╔══

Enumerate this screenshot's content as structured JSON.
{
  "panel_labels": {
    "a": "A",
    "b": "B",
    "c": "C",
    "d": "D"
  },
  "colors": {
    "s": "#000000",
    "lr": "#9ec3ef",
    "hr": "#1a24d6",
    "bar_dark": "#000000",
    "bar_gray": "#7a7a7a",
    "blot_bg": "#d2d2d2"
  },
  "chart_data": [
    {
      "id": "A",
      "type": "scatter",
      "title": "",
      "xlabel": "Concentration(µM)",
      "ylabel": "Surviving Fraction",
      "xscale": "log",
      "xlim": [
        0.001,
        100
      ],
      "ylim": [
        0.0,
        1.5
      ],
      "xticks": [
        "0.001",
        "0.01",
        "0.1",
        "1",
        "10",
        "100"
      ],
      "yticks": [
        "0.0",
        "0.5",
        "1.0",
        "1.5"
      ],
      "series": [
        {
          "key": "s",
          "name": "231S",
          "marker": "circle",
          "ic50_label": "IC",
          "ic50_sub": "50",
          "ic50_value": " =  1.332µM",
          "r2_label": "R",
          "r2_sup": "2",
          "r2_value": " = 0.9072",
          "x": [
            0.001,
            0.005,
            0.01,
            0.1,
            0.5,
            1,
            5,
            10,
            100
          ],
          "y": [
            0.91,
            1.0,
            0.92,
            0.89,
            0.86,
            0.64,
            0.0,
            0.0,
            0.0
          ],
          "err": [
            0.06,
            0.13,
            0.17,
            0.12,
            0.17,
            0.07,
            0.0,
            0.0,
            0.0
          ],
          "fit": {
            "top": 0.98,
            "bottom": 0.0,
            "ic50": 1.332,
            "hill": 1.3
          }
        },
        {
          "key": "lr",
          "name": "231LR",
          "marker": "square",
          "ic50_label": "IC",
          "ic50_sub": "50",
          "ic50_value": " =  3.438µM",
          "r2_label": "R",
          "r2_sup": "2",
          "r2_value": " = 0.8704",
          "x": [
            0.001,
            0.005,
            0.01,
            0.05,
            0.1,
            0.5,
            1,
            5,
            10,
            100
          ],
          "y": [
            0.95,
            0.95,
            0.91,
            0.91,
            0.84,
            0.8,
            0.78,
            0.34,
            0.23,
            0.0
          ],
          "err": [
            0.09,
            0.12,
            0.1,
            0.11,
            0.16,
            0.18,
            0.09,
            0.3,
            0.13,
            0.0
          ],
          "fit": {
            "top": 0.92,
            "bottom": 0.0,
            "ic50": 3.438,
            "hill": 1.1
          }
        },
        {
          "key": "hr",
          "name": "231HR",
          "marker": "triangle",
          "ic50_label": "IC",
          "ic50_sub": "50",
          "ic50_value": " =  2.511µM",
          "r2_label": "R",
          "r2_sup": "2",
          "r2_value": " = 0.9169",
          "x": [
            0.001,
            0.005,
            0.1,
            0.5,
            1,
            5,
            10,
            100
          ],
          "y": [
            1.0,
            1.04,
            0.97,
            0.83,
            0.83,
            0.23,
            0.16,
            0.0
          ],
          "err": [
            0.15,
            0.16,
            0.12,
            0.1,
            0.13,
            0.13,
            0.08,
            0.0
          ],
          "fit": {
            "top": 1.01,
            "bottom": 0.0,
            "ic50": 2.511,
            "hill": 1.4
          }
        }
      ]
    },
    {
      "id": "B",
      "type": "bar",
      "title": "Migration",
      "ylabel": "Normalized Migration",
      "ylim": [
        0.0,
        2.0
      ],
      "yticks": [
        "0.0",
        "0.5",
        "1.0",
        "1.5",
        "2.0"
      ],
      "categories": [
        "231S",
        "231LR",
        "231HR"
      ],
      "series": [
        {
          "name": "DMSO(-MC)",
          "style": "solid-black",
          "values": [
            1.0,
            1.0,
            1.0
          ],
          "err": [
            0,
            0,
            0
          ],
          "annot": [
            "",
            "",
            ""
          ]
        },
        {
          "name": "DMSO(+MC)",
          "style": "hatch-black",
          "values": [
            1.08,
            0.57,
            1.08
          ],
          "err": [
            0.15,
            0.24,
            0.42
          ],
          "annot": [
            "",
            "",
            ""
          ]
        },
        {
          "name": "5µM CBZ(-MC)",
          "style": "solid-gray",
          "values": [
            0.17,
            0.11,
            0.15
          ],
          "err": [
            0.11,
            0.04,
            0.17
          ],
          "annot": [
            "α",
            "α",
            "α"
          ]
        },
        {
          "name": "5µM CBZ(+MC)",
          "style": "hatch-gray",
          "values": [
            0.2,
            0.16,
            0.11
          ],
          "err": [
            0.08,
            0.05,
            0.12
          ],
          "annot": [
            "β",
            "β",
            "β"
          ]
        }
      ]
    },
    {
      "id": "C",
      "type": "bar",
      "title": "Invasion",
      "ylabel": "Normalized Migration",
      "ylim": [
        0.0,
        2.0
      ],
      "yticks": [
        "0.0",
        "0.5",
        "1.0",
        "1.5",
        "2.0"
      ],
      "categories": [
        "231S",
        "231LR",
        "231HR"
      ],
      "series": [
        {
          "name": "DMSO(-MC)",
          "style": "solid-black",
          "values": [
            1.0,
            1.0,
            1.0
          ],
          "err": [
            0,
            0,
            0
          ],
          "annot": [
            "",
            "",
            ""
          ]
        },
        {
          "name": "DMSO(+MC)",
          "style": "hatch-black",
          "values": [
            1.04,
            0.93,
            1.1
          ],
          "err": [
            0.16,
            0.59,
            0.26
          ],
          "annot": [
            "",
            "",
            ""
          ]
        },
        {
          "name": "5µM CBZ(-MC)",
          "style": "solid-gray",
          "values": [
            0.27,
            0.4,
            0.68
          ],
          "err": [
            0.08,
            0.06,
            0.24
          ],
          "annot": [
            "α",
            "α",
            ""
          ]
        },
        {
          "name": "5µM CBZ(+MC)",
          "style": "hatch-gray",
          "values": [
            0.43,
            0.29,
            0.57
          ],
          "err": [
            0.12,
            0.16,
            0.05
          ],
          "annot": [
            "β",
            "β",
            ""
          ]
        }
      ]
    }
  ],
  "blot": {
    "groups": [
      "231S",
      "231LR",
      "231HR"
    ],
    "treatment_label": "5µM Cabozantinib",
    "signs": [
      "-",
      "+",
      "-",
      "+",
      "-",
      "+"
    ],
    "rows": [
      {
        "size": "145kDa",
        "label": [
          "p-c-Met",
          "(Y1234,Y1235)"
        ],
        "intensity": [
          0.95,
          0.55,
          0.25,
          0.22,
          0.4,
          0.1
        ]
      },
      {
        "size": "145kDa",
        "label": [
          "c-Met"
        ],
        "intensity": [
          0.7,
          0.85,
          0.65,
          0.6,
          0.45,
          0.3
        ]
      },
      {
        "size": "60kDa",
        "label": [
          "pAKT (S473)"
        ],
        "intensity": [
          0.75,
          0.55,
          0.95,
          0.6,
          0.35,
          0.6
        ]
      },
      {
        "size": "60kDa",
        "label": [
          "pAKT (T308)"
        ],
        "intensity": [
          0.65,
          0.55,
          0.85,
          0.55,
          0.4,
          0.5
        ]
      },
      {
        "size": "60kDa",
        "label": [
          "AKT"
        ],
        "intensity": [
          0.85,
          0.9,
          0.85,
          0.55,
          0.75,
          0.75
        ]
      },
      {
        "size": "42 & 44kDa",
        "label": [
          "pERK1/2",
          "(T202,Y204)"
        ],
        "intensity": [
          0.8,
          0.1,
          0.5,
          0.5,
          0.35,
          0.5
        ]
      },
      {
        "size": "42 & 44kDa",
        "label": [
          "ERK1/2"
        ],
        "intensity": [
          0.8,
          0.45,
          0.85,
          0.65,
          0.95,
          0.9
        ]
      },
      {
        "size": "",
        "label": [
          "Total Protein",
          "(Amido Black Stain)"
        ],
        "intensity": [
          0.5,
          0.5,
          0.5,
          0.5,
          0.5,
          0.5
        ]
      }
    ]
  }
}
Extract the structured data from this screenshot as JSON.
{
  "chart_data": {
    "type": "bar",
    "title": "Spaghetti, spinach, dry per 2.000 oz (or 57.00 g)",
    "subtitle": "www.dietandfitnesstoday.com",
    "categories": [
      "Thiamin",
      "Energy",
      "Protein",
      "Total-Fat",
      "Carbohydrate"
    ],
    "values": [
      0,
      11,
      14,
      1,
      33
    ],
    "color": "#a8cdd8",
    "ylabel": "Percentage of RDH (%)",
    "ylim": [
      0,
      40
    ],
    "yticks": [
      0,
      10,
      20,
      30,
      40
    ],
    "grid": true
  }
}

╚══

__Your assignment__
Retype nothing except the lines from the line holding "Extract the structured" through the last line of the entries, both included.

__Result for this task__
Extract the structured data from this screenshot as JSON.
{
  "chart_data": {
    "type": "bar",
    "title": "Spaghetti, spinach, dry per 2.000 oz (or 57.00 g)",
    "subtitle": "www.dietandfitnesstoday.com",
    "categories": [
      "Thiamin",
      "Energy",
      "Protein",
      "Total-Fat",
      "Carbohydrate"
    ],
    "values": [
      0,
      11,
      14,
      1,
      33
    ],
    "color": "#a8cdd8",
    "ylabel": "Percentage of RDH (%)",
    "ylim": [
      0,
      40
    ],
    "yticks": [
      0,
      10,
      20,
      30,
      40
    ],
    "grid": true
  }
}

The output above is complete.